Exercise:
Copy each of the entries below faithfully, setting aside any pictures.

Input material:
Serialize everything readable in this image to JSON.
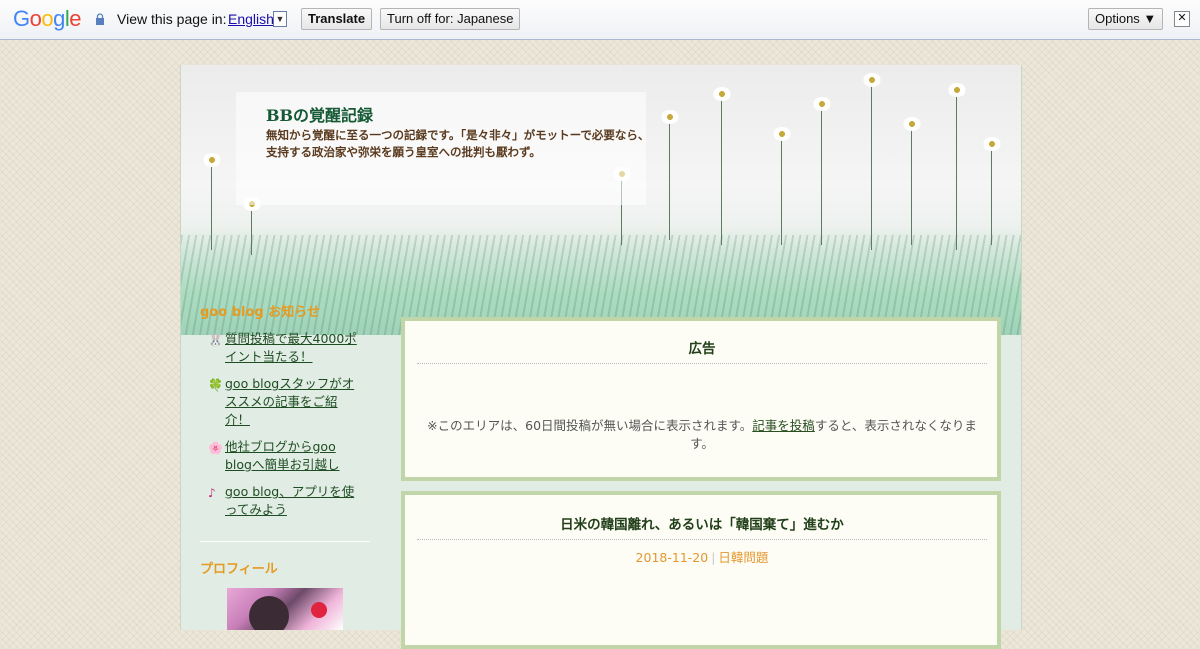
{
  "translate_bar": {
    "logo": "Google",
    "view_text": "View this page in:",
    "language": "English",
    "translate_label": "Translate",
    "turn_off_label": "Turn off for: Japanese",
    "options_label": "Options ▼",
    "close_symbol": "✕"
  },
  "header": {
    "title": "BBの覚醒記録",
    "desc_line1": "無知から覚醒に至る一つの記録です。「是々非々」がモットーで必要なら、",
    "desc_line2": "支持する政治家や弥栄を願う皇室への批判も厭わず。"
  },
  "sidebar": {
    "news_heading": "goo blog お知らせ",
    "news_items": [
      {
        "icon": "rabbit-icon",
        "glyph": "🐰",
        "label": "質問投稿で最大4000ポイント当たる！"
      },
      {
        "icon": "clover-icon",
        "glyph": "🍀",
        "label": "goo blogスタッフがオススメの記事をご紹介！"
      },
      {
        "icon": "flower-icon",
        "glyph": "🌸",
        "label": "他社ブログからgoo blogへ簡単お引越し"
      },
      {
        "icon": "music-note-icon",
        "glyph": "♪",
        "label": "goo blog、アプリを使ってみよう"
      }
    ],
    "profile_heading": "プロフィール"
  },
  "ad": {
    "title": "広告",
    "text_before": "※このエリアは、60日間投稿が無い場合に表示されます。",
    "link": "記事を投稿",
    "text_after": "すると、表示されなくなります。"
  },
  "post": {
    "title": "日米の韓国離れ、あるいは「韓国棄て」進むか",
    "date": "2018-11-20",
    "separator": "|",
    "category": "日韓問題"
  },
  "colors": {
    "accent_orange": "#e59a22",
    "link_green": "#1f4d23",
    "box_border": "#c0d6a8"
  }
}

Result:
Serialize everything readable in this image to JSON.
{
  "translate_bar": {
    "logo": "Google",
    "view_text": "View this page in:",
    "language": "English",
    "translate_label": "Translate",
    "turn_off_label": "Turn off for: Japanese",
    "options_label": "Options ▼",
    "close_symbol": "✕"
  },
  "header": {
    "title": "BBの覚醒記録",
    "desc_line1": "無知から覚醒に至る一つの記録です。「是々非々」がモットーで必要なら、",
    "desc_line2": "支持する政治家や弥栄を願う皇室への批判も厭わず。"
  },
  "sidebar": {
    "news_heading": "goo blog お知らせ",
    "news_items": [
      {
        "icon": "rabbit-icon",
        "glyph": "🐰",
        "label": "質問投稿で最大4000ポイント当たる！"
      },
      {
        "icon": "clover-icon",
        "glyph": "🍀",
        "label": "goo blogスタッフがオススメの記事をご紹介！"
      },
      {
        "icon": "flower-icon",
        "glyph": "🌸",
        "label": "他社ブログからgoo blogへ簡単お引越し"
      },
      {
        "icon": "music-note-icon",
        "glyph": "♪",
        "label": "goo blog、アプリを使ってみよう"
      }
    ],
    "profile_heading": "プロフィール"
  },
  "ad": {
    "title": "広告",
    "text_before": "※このエリアは、60日間投稿が無い場合に表示されます。",
    "link": "記事を投稿",
    "text_after": "すると、表示されなくなります。"
  },
  "post": {
    "title": "日米の韓国離れ、あるいは「韓国棄て」進むか",
    "date": "2018-11-20",
    "separator": "|",
    "category": "日韓問題"
  },
  "colors": {
    "accent_orange": "#e59a22",
    "link_green": "#1f4d23",
    "box_border": "#c0d6a8"
  }
}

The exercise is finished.